- **EXERCISE**
Write out each record again exactly as it stands.

- **SOURCE DATA**
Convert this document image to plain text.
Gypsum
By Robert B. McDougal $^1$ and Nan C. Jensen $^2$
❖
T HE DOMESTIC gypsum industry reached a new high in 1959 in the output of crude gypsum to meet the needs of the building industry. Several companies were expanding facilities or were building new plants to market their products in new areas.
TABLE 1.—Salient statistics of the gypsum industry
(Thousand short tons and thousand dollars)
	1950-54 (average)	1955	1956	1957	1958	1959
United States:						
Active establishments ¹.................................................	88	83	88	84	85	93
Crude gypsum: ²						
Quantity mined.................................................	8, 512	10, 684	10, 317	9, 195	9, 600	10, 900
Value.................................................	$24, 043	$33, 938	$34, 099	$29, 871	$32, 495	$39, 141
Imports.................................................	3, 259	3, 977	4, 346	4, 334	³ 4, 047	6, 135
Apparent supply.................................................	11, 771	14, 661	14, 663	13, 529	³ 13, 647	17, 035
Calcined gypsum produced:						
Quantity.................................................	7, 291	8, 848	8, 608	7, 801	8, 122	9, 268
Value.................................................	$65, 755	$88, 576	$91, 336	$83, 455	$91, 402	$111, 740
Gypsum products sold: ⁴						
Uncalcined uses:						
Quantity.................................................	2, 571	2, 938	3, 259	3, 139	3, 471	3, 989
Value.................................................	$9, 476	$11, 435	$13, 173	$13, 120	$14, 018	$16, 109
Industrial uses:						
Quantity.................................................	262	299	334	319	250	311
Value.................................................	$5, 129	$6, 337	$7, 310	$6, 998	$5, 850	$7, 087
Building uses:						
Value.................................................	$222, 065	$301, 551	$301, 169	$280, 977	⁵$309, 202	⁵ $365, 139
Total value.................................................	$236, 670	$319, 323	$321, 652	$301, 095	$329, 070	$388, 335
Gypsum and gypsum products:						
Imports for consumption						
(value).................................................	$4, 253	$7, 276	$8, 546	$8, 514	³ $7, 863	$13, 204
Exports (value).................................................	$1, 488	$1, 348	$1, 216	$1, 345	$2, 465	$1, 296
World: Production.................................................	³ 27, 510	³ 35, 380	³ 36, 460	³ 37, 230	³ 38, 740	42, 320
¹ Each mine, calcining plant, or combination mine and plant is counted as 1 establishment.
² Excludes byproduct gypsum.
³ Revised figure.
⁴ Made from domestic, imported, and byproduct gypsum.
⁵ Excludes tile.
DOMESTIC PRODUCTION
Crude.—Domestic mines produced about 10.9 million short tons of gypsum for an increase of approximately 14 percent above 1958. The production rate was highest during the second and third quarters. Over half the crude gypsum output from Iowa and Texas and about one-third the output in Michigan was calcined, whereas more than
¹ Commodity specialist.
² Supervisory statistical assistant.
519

- **EXERCISE RESPONSE**
Convert this document image to plain text.
Gypsum
By Robert B. McDougal $^1$ and Nan C. Jensen $^2$
❖
T HE DOMESTIC gypsum industry reached a new high in 1959 in the output of crude gypsum to meet the needs of the building industry. Several companies were expanding facilities or were building new plants to market their products in new areas.
TABLE 1.—Salient statistics of the gypsum industry
(Thousand short tons and thousand dollars)
	1950-54 (average)	1955	1956	1957	1958	1959
United States:						
Active establishments ¹.................................................	88	83	88	84	85	93
Crude gypsum: ²						
Quantity mined.................................................	8, 512	10, 684	10, 317	9, 195	9, 600	10, 900
Value.................................................	$24, 043	$33, 938	$34, 099	$29, 871	$32, 495	$39, 141
Imports.................................................	3, 259	3, 977	4, 346	4, 334	³ 4, 047	6, 135
Apparent supply.................................................	11, 771	14, 661	14, 663	13, 529	³ 13, 647	17, 035
Calcined gypsum produced:						
Quantity.................................................	7, 291	8, 848	8, 608	7, 801	8, 122	9, 268
Value.................................................	$65, 755	$88, 576	$91, 336	$83, 455	$91, 402	$111, 740
Gypsum products sold: ⁴						
Uncalcined uses:						
Quantity.................................................	2, 571	2, 938	3, 259	3, 139	3, 471	3, 989
Value.................................................	$9, 476	$11, 435	$13, 173	$13, 120	$14, 018	$16, 109
Industrial uses:						
Quantity.................................................	262	299	334	319	250	311
Value.................................................	$5, 129	$6, 337	$7, 310	$6, 998	$5, 850	$7, 087
Building uses:						
Value.................................................	$222, 065	$301, 551	$301, 169	$280, 977	⁵$309, 202	⁵ $365, 139
Total value.................................................	$236, 670	$319, 323	$321, 652	$301, 095	$329, 070	$388, 335
Gypsum and gypsum products:						
Imports for consumption						
(value).................................................	$4, 253	$7, 276	$8, 546	$8, 514	³ $7, 863	$13, 204
Exports (value).................................................	$1, 488	$1, 348	$1, 216	$1, 345	$2, 465	$1, 296
World: Production.................................................	³ 27, 510	³ 35, 380	³ 36, 460	³ 37, 230	³ 38, 740	42, 320
¹ Each mine, calcining plant, or combination mine and plant is counted as 1 establishment.
² Excludes byproduct gypsum.
³ Revised figure.
⁴ Made from domestic, imported, and byproduct gypsum.
⁵ Excludes tile.
DOMESTIC PRODUCTION
Crude.—Domestic mines produced about 10.9 million short tons of gypsum for an increase of approximately 14 percent above 1958. The production rate was highest during the second and third quarters. Over half the crude gypsum output from Iowa and Texas and about one-third the output in Michigan was calcined, whereas more than
¹ Commodity specialist.
² Supervisory statistical assistant.
519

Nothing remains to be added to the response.